# [GIVEN ENTRIES]

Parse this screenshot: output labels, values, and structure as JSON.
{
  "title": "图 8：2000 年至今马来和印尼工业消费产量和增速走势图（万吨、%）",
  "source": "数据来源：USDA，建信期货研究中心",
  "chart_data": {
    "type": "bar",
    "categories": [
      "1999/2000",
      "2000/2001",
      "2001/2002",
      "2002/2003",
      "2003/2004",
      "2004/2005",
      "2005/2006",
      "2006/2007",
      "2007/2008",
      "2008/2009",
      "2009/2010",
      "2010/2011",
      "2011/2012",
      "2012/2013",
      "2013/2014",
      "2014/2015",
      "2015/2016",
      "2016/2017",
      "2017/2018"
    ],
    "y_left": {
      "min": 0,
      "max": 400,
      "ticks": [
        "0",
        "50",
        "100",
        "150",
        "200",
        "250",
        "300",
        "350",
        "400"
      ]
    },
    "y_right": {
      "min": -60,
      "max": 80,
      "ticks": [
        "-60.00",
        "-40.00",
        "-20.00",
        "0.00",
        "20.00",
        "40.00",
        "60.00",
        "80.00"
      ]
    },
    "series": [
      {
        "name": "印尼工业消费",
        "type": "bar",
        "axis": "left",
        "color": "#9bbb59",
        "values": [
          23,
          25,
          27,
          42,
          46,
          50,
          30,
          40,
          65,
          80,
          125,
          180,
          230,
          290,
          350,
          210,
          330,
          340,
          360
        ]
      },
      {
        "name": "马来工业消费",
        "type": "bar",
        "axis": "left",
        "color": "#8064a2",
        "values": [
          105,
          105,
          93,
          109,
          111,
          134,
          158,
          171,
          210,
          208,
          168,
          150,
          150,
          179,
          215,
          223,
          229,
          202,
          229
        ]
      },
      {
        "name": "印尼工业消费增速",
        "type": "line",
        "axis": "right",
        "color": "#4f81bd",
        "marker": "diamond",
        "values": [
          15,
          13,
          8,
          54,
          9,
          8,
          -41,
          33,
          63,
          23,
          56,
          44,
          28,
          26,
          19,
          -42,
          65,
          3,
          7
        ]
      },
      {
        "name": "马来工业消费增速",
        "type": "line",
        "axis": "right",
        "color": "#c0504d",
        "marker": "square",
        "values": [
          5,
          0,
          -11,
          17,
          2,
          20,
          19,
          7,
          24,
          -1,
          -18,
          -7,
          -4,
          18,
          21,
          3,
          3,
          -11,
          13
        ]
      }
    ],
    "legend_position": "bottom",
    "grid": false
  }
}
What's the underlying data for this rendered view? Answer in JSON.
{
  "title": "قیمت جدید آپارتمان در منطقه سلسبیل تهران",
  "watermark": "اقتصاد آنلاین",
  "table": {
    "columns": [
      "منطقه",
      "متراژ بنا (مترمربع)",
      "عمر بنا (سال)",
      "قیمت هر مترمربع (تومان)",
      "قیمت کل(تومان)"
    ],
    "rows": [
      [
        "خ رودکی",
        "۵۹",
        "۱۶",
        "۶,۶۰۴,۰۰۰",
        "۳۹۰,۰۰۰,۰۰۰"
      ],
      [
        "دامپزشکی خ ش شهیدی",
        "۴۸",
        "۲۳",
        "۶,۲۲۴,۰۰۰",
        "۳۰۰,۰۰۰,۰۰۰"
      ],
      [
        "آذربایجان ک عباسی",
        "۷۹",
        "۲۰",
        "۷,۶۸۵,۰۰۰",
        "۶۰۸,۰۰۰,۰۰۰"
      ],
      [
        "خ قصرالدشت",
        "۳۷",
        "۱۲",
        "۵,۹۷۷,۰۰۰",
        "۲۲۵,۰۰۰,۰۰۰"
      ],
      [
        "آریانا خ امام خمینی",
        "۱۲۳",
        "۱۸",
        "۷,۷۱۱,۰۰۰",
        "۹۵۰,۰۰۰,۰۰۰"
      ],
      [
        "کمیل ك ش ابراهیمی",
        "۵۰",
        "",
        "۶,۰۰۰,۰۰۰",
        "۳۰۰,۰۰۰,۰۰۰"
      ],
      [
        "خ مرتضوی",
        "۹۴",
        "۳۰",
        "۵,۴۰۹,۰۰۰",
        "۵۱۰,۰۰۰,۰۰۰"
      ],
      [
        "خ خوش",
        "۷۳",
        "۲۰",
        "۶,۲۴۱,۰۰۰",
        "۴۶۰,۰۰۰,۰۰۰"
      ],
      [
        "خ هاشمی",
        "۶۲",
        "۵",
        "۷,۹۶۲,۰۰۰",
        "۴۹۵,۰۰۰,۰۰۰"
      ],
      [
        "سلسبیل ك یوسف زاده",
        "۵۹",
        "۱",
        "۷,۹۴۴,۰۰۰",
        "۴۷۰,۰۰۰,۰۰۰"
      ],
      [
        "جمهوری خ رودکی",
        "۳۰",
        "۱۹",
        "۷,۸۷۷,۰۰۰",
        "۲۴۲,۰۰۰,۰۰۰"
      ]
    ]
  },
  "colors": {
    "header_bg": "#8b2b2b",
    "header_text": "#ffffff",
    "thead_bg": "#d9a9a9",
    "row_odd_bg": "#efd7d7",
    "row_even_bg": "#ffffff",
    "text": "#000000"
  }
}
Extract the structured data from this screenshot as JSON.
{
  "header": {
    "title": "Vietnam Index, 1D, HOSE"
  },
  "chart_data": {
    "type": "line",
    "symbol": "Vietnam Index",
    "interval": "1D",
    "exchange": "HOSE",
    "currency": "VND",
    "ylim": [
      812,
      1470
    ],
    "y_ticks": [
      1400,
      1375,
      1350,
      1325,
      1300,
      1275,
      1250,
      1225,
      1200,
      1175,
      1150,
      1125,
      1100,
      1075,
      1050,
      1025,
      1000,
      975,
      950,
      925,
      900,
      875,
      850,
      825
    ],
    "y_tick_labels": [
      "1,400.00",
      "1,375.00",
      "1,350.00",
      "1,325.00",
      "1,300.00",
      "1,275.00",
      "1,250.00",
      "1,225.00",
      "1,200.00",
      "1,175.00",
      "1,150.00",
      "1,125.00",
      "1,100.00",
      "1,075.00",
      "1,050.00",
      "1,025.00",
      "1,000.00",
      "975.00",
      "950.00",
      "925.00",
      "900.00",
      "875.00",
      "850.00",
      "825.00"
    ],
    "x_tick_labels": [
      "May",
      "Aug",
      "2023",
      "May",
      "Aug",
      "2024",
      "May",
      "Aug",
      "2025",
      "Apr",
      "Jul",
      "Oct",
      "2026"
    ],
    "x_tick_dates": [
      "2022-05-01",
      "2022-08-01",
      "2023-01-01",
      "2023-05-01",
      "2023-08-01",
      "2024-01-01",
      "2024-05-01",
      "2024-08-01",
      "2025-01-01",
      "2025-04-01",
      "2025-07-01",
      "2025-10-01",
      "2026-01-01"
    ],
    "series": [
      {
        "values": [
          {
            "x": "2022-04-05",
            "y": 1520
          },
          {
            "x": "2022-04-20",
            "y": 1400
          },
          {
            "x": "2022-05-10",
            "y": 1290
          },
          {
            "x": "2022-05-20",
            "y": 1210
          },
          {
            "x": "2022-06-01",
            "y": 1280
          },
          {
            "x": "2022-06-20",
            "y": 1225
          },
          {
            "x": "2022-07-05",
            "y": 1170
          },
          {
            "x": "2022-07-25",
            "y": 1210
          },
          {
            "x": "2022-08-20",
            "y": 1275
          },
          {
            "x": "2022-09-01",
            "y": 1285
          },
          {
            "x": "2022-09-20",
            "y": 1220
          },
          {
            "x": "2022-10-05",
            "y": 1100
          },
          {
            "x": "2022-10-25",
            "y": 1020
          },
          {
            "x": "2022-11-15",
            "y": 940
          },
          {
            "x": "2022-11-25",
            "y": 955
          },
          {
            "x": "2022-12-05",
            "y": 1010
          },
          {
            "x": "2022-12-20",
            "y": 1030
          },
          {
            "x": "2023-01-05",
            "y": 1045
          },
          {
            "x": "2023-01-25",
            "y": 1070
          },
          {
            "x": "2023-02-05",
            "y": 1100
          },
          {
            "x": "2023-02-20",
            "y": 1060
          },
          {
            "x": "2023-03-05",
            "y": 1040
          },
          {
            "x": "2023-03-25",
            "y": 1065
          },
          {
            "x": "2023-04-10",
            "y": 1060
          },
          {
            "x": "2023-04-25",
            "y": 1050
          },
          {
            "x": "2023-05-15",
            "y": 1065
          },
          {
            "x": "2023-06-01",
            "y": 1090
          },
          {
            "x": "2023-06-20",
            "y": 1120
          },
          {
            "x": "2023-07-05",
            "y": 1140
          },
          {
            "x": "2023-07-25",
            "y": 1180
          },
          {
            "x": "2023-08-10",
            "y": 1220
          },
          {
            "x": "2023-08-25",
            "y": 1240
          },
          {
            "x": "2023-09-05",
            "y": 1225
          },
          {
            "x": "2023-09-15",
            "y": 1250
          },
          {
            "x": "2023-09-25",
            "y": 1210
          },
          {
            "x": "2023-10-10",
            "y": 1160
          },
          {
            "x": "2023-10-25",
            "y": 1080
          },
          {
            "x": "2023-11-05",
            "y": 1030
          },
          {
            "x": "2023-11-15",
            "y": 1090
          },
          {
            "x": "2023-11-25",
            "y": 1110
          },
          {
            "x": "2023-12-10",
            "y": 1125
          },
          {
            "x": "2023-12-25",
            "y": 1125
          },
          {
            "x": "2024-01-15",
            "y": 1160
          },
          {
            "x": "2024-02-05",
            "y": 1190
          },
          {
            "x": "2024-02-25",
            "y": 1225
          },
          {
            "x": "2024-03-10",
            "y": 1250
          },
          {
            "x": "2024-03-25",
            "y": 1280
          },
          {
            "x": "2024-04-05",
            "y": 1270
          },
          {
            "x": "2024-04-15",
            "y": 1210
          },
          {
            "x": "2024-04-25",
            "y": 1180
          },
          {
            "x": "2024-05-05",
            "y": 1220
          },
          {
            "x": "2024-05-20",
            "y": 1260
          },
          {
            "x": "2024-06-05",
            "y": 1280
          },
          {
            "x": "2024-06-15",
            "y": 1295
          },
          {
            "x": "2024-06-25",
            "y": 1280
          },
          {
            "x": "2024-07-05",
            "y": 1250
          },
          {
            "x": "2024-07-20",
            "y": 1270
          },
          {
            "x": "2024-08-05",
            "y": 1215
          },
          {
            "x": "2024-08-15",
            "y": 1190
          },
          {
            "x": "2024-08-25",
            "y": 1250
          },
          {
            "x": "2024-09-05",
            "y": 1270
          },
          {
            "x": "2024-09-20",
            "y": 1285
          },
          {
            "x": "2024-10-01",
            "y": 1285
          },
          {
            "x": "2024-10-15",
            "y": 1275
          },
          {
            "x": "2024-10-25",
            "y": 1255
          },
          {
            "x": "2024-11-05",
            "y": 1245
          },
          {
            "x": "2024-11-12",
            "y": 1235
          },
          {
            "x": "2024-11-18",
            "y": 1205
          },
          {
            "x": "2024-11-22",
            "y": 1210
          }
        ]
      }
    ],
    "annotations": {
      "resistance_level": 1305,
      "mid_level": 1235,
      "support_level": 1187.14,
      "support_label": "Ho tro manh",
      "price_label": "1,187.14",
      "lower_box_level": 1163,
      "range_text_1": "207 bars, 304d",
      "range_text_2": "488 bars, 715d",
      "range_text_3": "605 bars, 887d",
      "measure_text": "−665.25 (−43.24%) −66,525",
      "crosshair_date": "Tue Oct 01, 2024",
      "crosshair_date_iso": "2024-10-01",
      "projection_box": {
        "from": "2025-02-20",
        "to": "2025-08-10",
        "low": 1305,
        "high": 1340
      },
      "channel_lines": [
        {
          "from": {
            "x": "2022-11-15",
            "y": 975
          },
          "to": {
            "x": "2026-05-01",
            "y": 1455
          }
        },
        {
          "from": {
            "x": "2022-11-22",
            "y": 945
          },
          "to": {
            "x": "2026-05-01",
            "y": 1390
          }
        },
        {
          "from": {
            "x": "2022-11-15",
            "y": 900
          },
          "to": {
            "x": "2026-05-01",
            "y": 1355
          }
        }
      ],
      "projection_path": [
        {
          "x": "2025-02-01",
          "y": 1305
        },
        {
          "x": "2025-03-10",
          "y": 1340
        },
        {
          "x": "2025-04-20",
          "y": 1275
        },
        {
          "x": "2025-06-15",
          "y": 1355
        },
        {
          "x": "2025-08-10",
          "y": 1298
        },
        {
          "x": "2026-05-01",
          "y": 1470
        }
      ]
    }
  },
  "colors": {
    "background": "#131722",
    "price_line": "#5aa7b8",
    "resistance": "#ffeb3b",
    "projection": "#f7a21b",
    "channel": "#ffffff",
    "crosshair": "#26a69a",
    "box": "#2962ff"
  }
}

# [EXERCISE DETAILS]
From the entries above, collect every line with the string "ffffff" in it.

# [CORRECT ANSWER]
    "header_text": "#ffffff",
    "row_even_bg": "#ffffff",
    "channel": "#ffffff",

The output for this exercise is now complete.